--- Task prompt ---
The records below need retyping in full; give them again exactly.
*** Supplied data
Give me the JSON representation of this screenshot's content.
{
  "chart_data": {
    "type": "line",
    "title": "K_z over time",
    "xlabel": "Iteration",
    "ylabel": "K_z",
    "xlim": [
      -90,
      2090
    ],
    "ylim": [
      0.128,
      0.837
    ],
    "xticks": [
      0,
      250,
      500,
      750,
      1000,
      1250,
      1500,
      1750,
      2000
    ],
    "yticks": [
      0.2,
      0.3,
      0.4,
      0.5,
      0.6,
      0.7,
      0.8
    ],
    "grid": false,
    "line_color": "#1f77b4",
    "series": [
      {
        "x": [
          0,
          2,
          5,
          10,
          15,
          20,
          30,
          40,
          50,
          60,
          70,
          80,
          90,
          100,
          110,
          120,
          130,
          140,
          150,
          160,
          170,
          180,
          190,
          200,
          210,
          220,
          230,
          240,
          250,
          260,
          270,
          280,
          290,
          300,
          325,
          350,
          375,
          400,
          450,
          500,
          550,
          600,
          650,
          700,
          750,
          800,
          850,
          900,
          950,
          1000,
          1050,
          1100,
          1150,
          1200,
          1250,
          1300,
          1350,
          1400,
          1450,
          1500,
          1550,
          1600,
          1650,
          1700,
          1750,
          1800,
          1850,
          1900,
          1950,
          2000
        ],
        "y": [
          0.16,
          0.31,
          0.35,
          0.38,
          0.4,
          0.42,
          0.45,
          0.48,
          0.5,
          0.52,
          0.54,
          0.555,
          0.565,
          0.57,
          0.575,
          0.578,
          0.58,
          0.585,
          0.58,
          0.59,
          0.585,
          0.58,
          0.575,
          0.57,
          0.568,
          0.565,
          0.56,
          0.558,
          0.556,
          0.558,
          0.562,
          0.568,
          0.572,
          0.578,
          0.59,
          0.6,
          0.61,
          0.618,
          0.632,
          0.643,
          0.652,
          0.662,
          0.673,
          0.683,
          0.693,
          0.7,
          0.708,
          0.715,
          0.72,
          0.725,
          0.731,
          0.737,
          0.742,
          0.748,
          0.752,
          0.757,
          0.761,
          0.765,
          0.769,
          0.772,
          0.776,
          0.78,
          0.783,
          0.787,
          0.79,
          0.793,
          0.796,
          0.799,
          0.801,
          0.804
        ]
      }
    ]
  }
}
******
--- The completed task ---
Give me the JSON representation of this screenshot's content.
{
  "chart_data": {
    "type": "line",
    "title": "K_z over time",
    "xlabel": "Iteration",
    "ylabel": "K_z",
    "xlim": [
      -90,
      2090
    ],
    "ylim": [
      0.128,
      0.837
    ],
    "xticks": [
      0,
      250,
      500,
      750,
      1000,
      1250,
      1500,
      1750,
      2000
    ],
    "yticks": [
      0.2,
      0.3,
      0.4,
      0.5,
      0.6,
      0.7,
      0.8
    ],
    "grid": false,
    "line_color": "#1f77b4",
    "series": [
      {
        "x": [
          0,
          2,
          5,
          10,
          15,
          20,
          30,
          40,
          50,
          60,
          70,
          80,
          90,
          100,
          110,
          120,
          130,
          140,
          150,
          160,
          170,
          180,
          190,
          200,
          210,
          220,
          230,
          240,
          250,
          260,
          270,
          280,
          290,
          300,
          325,
          350,
          375,
          400,
          450,
          500,
          550,
          600,
          650,
          700,
          750,
          800,
          850,
          900,
          950,
          1000,
          1050,
          1100,
          1150,
          1200,
          1250,
          1300,
          1350,
          1400,
          1450,
          1500,
          1550,
          1600,
          1650,
          1700,
          1750,
          1800,
          1850,
          1900,
          1950,
          2000
        ],
        "y": [
          0.16,
          0.31,
          0.35,
          0.38,
          0.4,
          0.42,
          0.45,
          0.48,
          0.5,
          0.52,
          0.54,
          0.555,
          0.565,
          0.57,
          0.575,
          0.578,
          0.58,
          0.585,
          0.58,
          0.59,
          0.585,
          0.58,
          0.575,
          0.57,
          0.568,
          0.565,
          0.56,
          0.558,
          0.556,
          0.558,
          0.562,
          0.568,
          0.572,
          0.578,
          0.59,
          0.6,
          0.61,
          0.618,
          0.632,
          0.643,
          0.652,
          0.662,
          0.673,
          0.683,
          0.693,
          0.7,
          0.708,
          0.715,
          0.72,
          0.725,
          0.731,
          0.737,
          0.742,
          0.748,
          0.752,
          0.757,
          0.761,
          0.765,
          0.769,
          0.772,
          0.776,
          0.78,
          0.783,
          0.787,
          0.79,
          0.793,
          0.796,
          0.799,
          0.801,
          0.804
        ]
      }
    ]
  }
}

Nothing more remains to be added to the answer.